* BEGIN Input material *

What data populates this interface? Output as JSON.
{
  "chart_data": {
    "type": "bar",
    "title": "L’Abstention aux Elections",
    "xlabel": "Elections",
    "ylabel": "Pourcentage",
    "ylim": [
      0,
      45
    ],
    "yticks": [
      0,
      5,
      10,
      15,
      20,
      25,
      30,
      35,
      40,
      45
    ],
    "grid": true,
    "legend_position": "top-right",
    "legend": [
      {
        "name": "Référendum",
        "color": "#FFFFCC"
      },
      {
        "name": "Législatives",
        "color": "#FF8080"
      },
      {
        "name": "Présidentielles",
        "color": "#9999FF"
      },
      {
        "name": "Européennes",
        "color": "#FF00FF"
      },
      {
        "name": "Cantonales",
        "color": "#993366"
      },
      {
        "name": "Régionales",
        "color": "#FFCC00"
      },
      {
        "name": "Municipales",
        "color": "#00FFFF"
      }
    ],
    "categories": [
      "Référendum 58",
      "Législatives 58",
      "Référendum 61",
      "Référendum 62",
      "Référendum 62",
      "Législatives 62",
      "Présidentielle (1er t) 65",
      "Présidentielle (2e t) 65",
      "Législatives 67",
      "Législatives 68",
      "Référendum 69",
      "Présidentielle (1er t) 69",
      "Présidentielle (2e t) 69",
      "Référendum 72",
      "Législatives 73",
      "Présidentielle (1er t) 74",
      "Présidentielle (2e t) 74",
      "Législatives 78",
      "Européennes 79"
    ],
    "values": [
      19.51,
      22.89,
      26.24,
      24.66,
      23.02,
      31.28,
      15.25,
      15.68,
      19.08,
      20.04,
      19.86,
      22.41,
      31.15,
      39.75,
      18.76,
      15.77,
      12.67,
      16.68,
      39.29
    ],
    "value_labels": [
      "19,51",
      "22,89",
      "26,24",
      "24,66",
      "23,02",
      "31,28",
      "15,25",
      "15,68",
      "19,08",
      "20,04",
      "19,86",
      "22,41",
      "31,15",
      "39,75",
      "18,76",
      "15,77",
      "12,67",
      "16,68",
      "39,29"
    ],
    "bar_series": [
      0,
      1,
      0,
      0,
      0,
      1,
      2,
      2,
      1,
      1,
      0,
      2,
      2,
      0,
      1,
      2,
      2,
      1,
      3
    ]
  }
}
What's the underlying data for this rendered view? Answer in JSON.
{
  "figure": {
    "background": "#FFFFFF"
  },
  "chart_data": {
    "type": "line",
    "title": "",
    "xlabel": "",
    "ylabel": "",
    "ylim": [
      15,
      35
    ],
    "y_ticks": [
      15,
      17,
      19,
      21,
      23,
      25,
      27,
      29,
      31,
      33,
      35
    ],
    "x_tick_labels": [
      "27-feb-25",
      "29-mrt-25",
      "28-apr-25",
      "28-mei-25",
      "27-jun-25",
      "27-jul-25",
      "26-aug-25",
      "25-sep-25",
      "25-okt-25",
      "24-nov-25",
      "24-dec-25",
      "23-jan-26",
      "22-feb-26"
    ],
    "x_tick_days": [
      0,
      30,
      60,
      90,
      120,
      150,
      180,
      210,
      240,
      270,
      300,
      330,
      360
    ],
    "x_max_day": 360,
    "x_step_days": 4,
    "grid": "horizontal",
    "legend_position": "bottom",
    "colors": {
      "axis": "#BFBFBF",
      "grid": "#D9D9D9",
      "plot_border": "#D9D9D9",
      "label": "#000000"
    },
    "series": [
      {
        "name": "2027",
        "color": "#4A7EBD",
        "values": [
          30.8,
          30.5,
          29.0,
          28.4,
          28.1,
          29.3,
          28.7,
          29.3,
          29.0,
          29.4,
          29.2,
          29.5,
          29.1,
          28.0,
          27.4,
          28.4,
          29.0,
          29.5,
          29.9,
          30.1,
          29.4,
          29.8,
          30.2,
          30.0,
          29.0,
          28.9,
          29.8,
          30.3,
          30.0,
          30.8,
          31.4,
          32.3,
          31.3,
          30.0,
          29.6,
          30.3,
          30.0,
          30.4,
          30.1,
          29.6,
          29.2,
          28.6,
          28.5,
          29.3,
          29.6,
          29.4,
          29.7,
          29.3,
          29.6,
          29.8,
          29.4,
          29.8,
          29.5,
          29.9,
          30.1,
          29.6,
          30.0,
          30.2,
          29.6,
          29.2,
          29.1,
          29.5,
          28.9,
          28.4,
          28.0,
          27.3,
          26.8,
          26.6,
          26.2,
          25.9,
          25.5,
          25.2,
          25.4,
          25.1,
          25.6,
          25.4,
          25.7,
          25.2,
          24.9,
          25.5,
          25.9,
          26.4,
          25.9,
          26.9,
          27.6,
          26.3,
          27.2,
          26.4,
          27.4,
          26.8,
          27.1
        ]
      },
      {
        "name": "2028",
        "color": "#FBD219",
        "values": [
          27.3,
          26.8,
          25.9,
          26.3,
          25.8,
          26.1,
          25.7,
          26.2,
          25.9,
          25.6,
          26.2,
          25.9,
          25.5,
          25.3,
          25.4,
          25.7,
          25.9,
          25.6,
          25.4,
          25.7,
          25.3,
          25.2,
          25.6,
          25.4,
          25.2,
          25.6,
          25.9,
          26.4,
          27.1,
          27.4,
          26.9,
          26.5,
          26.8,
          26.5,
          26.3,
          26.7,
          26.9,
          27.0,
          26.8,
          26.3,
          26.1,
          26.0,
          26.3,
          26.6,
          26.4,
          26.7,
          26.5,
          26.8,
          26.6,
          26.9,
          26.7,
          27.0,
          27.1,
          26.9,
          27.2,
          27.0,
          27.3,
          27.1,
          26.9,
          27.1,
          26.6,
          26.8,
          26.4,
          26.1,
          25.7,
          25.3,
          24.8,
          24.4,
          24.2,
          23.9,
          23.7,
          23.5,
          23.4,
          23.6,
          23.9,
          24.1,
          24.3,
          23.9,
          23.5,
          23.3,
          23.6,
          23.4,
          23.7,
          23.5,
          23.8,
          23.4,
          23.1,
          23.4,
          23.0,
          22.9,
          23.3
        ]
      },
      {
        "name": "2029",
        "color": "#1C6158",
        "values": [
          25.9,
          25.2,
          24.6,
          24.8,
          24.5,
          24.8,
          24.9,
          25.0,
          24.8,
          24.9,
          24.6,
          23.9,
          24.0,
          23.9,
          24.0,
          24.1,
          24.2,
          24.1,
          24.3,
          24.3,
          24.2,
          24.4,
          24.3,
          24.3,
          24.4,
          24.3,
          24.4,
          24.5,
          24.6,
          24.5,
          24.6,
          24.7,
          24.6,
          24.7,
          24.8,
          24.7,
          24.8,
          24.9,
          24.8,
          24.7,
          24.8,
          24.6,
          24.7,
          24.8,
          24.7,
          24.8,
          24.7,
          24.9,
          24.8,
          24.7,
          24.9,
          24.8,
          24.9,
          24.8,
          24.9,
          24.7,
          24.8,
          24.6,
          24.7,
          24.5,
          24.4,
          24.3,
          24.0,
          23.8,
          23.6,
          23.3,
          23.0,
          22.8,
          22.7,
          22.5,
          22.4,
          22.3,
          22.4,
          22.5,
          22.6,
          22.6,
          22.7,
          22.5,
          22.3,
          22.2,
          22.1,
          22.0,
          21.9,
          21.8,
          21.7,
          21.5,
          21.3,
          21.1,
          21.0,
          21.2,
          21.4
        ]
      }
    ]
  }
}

* END Input material *

## Short exercise
The required output is the number of lines containing the word "name", and nothing besides.

## Output for this exercise
10